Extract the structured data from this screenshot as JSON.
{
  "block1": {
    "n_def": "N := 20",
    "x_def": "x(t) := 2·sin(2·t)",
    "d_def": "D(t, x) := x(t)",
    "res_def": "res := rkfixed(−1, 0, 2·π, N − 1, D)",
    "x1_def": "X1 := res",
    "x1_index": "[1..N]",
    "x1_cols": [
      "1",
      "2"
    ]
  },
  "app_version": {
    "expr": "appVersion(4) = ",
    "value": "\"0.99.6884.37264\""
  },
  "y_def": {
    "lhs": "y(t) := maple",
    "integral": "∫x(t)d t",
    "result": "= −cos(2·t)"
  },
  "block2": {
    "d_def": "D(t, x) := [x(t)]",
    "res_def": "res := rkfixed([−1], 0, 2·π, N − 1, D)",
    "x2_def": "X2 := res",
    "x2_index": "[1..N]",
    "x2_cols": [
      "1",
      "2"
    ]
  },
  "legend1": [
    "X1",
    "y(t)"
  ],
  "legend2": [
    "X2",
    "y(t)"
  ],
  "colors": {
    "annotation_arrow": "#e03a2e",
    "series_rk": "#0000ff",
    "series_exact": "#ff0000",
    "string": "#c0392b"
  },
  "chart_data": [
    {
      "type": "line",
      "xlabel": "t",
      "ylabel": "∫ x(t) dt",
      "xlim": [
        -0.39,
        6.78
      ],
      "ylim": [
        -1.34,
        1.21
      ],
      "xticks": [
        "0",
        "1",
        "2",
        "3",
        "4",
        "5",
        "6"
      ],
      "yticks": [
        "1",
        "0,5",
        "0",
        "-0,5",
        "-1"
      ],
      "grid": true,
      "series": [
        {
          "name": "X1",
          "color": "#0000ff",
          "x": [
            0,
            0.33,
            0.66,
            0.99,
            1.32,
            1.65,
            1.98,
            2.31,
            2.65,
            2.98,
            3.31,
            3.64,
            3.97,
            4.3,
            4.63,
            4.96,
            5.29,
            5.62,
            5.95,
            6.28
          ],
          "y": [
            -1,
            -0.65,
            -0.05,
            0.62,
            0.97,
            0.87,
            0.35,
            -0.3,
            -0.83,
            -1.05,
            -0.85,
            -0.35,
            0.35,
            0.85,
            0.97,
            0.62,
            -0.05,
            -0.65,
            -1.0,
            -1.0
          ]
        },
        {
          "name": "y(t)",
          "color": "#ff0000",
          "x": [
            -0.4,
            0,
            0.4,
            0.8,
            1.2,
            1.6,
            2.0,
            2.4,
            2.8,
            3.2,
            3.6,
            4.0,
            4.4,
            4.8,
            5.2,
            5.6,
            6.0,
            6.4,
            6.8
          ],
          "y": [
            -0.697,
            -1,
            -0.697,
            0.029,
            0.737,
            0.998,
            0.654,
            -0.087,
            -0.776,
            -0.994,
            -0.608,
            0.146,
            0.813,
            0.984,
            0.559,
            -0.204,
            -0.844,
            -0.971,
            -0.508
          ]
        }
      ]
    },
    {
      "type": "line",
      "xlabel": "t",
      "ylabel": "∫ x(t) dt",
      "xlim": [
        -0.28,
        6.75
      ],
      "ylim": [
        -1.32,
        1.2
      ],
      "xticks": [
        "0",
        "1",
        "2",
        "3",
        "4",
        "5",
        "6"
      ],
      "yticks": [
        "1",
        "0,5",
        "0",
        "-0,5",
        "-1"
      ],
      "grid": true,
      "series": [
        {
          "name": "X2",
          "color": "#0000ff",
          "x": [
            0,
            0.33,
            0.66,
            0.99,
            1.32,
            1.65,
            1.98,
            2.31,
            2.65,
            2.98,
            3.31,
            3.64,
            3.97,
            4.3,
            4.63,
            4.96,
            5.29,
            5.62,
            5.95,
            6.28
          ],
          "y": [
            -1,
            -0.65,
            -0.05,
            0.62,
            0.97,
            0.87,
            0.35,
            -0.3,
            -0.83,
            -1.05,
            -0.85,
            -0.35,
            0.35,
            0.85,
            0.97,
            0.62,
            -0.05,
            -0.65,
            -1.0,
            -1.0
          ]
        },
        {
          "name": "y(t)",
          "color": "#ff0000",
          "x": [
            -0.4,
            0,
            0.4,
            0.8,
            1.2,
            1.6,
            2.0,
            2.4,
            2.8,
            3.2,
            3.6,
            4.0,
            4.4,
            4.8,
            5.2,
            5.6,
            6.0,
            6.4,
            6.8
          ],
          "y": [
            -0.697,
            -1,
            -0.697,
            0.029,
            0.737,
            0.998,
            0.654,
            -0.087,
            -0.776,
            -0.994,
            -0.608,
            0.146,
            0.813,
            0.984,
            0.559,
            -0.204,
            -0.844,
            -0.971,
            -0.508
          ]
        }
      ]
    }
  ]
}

━━━━

_Short exercise_. Using the listing above, retype each line exactly.

_Written answer_.
Extract the structured data from this screenshot as JSON.
{
  "block1": {
    "n_def": "N := 20",
    "x_def": "x(t) := 2·sin(2·t)",
    "d_def": "D(t, x) := x(t)",
    "res_def": "res := rkfixed(−1, 0, 2·π, N − 1, D)",
    "x1_def": "X1 := res",
    "x1_index": "[1..N]",
    "x1_cols": [
      "1",
      "2"
    ]
  },
  "app_version": {
    "expr": "appVersion(4) = ",
    "value": "\"0.99.6884.37264\""
  },
  "y_def": {
    "lhs": "y(t) := maple",
    "integral": "∫x(t)d t",
    "result": "= −cos(2·t)"
  },
  "block2": {
    "d_def": "D(t, x) := [x(t)]",
    "res_def": "res := rkfixed([−1], 0, 2·π, N − 1, D)",
    "x2_def": "X2 := res",
    "x2_index": "[1..N]",
    "x2_cols": [
      "1",
      "2"
    ]
  },
  "legend1": [
    "X1",
    "y(t)"
  ],
  "legend2": [
    "X2",
    "y(t)"
  ],
  "colors": {
    "annotation_arrow": "#e03a2e",
    "series_rk": "#0000ff",
    "series_exact": "#ff0000",
    "string": "#c0392b"
  },
  "chart_data": [
    {
      "type": "line",
      "xlabel": "t",
      "ylabel": "∫ x(t) dt",
      "xlim": [
        -0.39,
        6.78
      ],
      "ylim": [
        -1.34,
        1.21
      ],
      "xticks": [
        "0",
        "1",
        "2",
        "3",
        "4",
        "5",
        "6"
      ],
      "yticks": [
        "1",
        "0,5",
        "0",
        "-0,5",
        "-1"
      ],
      "grid": true,
      "series": [
        {
          "name": "X1",
          "color": "#0000ff",
          "x": [
            0,
            0.33,
            0.66,
            0.99,
            1.32,
            1.65,
            1.98,
            2.31,
            2.65,
            2.98,
            3.31,
            3.64,
            3.97,
            4.3,
            4.63,
            4.96,
            5.29,
            5.62,
            5.95,
            6.28
          ],
          "y": [
            -1,
            -0.65,
            -0.05,
            0.62,
            0.97,
            0.87,
            0.35,
            -0.3,
            -0.83,
            -1.05,
            -0.85,
            -0.35,
            0.35,
            0.85,
            0.97,
            0.62,
            -0.05,
            -0.65,
            -1.0,
            -1.0
          ]
        },
        {
          "name": "y(t)",
          "color": "#ff0000",
          "x": [
            -0.4,
            0,
            0.4,
            0.8,
            1.2,
            1.6,
            2.0,
            2.4,
            2.8,
            3.2,
            3.6,
            4.0,
            4.4,
            4.8,
            5.2,
            5.6,
            6.0,
            6.4,
            6.8
          ],
          "y": [
            -0.697,
            -1,
            -0.697,
            0.029,
            0.737,
            0.998,
            0.654,
            -0.087,
            -0.776,
            -0.994,
            -0.608,
            0.146,
            0.813,
            0.984,
            0.559,
            -0.204,
            -0.844,
            -0.971,
            -0.508
          ]
        }
      ]
    },
    {
      "type": "line",
      "xlabel": "t",
      "ylabel": "∫ x(t) dt",
      "xlim": [
        -0.28,
        6.75
      ],
      "ylim": [
        -1.32,
        1.2
      ],
      "xticks": [
        "0",
        "1",
        "2",
        "3",
        "4",
        "5",
        "6"
      ],
      "yticks": [
        "1",
        "0,5",
        "0",
        "-0,5",
        "-1"
      ],
      "grid": true,
      "series": [
        {
          "name": "X2",
          "color": "#0000ff",
          "x": [
            0,
            0.33,
            0.66,
            0.99,
            1.32,
            1.65,
            1.98,
            2.31,
            2.65,
            2.98,
            3.31,
            3.64,
            3.97,
            4.3,
            4.63,
            4.96,
            5.29,
            5.62,
            5.95,
            6.28
          ],
          "y": [
            -1,
            -0.65,
            -0.05,
            0.62,
            0.97,
            0.87,
            0.35,
            -0.3,
            -0.83,
            -1.05,
            -0.85,
            -0.35,
            0.35,
            0.85,
            0.97,
            0.62,
            -0.05,
            -0.65,
            -1.0,
            -1.0
          ]
        },
        {
          "name": "y(t)",
          "color": "#ff0000",
          "x": [
            -0.4,
            0,
            0.4,
            0.8,
            1.2,
            1.6,
            2.0,
            2.4,
            2.8,
            3.2,
            3.6,
            4.0,
            4.4,
            4.8,
            5.2,
            5.6,
            6.0,
            6.4,
            6.8
          ],
          "y": [
            -0.697,
            -1,
            -0.697,
            0.029,
            0.737,
            0.998,
            0.654,
            -0.087,
            -0.776,
            -0.994,
            -0.608,
            0.146,
            0.813,
            0.984,
            0.559,
            -0.204,
            -0.844,
            -0.971,
            -0.508
          ]
        }
      ]
    }
  ]
}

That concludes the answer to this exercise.